● JOB: Using the data below, determine the number of lines that include the string "label". Write only that number.

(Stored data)

————————

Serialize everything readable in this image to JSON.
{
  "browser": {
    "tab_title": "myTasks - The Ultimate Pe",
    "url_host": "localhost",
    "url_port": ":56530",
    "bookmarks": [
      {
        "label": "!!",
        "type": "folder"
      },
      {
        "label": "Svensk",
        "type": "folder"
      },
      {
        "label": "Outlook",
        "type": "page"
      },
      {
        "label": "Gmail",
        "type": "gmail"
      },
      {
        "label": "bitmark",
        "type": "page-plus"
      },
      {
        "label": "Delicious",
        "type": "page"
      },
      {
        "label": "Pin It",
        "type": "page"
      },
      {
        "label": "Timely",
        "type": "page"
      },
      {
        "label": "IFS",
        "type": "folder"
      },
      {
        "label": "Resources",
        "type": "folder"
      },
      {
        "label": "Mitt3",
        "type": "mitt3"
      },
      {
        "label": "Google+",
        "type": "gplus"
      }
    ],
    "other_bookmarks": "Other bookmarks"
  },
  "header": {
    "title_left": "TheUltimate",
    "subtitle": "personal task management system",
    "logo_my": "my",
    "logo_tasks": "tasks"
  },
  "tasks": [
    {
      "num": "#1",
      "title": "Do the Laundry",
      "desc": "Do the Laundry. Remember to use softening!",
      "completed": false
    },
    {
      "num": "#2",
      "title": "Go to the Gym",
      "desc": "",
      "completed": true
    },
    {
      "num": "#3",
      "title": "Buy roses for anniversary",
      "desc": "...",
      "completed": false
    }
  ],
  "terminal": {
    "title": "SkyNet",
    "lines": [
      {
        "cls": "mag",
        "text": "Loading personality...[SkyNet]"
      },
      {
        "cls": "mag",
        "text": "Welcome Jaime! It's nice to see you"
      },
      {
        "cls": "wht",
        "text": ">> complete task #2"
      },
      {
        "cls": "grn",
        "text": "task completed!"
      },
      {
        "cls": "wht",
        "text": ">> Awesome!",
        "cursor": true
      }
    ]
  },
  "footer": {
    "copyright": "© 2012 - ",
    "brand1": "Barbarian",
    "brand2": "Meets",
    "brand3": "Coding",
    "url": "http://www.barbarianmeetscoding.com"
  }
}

————————

● RIGHT ANSWER: 12